--- Consigne A ---
Recopie le passage sur le design à Montréal en commençant par « Pour comprendre pourquoi » et en allant jusqu'à « fortement (Designmtl, 2014). », mais substitue « profondément » à « très fortement ».

--- Extrait du texte ---
+ + +

Pour comprendre pourquoi la ville s'est tournée vers le
design pour se développer et se distinguer, il faut regarder dans le
passé, les événements qui ont marqués la ville
très fortement (Designmtl, 2014).
- La construction de la place Ville Marie en 1962, dont le
bâtiment reste un symbole de la ville québécoise, a
été le point de départ du début de l'histoire
moderne de Montréal. « Ce ne fut qu'un début, car les
projets qui suivirent furent riches en grands projets ».
- L'exposition universelle de Montréal en 1967 sur la
thématique « Terre des Hommes », a accueilli plus de 50
millions de visiteurs et mobilisé les meilleurs talents créatifs.
Parmi les rescapés de l'exposition : Habitat 67, le Pavillon des
Etats-Unis devenu la Biosphère (architectes FABG), le Pavillon de la
France (architecte Jean Faugeron) reconverti en casino.« Habitat 67,
construite d'abord comme projet modèle d'habitation, est l'oeuvre du
jeune architecte Moshe Safdie : ces logements préfabriqués
conçus comme des logements abordables sont devenus des appartements de
luxe très recherchés. »

+ + +

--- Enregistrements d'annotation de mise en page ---
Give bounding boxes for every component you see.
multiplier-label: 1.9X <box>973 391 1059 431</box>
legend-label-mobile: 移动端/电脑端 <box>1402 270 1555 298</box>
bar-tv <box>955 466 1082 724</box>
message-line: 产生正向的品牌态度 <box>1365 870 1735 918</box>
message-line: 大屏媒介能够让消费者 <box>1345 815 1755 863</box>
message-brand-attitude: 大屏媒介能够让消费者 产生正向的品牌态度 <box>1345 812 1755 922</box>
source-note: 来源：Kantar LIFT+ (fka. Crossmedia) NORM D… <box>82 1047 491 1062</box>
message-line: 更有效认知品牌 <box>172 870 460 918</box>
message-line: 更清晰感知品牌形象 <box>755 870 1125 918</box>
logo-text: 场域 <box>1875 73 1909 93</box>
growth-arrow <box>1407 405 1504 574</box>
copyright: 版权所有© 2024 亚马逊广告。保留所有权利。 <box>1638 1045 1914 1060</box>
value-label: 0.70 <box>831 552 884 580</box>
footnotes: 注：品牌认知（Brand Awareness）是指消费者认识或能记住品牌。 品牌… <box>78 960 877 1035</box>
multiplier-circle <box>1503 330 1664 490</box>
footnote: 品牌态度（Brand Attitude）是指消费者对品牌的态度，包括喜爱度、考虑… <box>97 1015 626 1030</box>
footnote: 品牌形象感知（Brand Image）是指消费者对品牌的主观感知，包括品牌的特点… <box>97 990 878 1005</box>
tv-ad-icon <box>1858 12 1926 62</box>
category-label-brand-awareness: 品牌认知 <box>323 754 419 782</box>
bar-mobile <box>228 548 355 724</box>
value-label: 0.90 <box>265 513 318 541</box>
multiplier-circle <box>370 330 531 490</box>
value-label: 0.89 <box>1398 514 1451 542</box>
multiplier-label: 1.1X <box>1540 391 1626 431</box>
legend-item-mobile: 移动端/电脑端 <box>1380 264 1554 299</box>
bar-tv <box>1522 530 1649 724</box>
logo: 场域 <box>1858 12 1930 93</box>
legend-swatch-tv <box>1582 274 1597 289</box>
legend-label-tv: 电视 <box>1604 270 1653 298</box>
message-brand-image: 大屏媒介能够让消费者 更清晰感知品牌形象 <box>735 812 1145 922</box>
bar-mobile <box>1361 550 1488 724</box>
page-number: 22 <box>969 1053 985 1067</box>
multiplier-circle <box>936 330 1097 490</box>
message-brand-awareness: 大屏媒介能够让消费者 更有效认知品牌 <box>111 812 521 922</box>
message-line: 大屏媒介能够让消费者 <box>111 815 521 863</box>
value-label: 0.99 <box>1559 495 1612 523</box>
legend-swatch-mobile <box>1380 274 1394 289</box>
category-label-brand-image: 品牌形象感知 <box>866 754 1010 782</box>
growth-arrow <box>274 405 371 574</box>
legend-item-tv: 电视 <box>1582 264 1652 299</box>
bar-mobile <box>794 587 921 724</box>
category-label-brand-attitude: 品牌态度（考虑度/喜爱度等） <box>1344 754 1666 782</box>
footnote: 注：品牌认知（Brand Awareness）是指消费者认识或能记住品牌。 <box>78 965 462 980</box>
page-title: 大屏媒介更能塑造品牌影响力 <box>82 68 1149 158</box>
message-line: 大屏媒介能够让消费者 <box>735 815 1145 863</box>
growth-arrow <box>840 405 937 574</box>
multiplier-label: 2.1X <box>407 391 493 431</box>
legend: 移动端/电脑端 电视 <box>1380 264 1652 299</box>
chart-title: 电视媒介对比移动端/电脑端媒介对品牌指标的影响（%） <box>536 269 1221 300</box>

+ + +

--- Consigne B ---
Convertis en liste JSON de chaînes les lignes des enregistrements, à raison d'une chaîne par ligne et sans les lignes vides. Commence au début des enregistrements et va jusqu'à la ligne contenant « growth-arrow <box>1407 405 1504 574</box> », celle-ci comprise.

--- Réponse attendue A ---
Pour comprendre pourquoi la ville s'est tournée vers le
design pour se développer et se distinguer, il faut regarder dans le
passé, les événements qui ont marqués la ville
profondément (Designmtl, 2014).

--- Réponse attendue B ---
[
  "Give bounding boxes for every component you see.",
  "multiplier-label: 1.9X <box>973 391 1059 431</box>",
  "legend-label-mobile: 移动端/电脑端 <box>1402 270 1555 298</box>",
  "bar-tv <box>955 466 1082 724</box>",
  "message-line: 产生正向的品牌态度 <box>1365 870 1735 918</box>",
  "message-line: 大屏媒介能够让消费者 <box>1345 815 1755 863</box>",
  "message-brand-attitude: 大屏媒介能够让消费者 产生正向的品牌态度 <box>1345 812 1755 922</box>",
  "source-note: 来源：Kantar LIFT+ (fka. Crossmedia) NORM D… <box>82 1047 491 1062</box>",
  "message-line: 更有效认知品牌 <box>172 870 460 918</box>",
  "message-line: 更清晰感知品牌形象 <box>755 870 1125 918</box>",
  "logo-text: 场域 <box>1875 73 1909 93</box>",
  "growth-arrow <box>1407 405 1504 574</box>"
]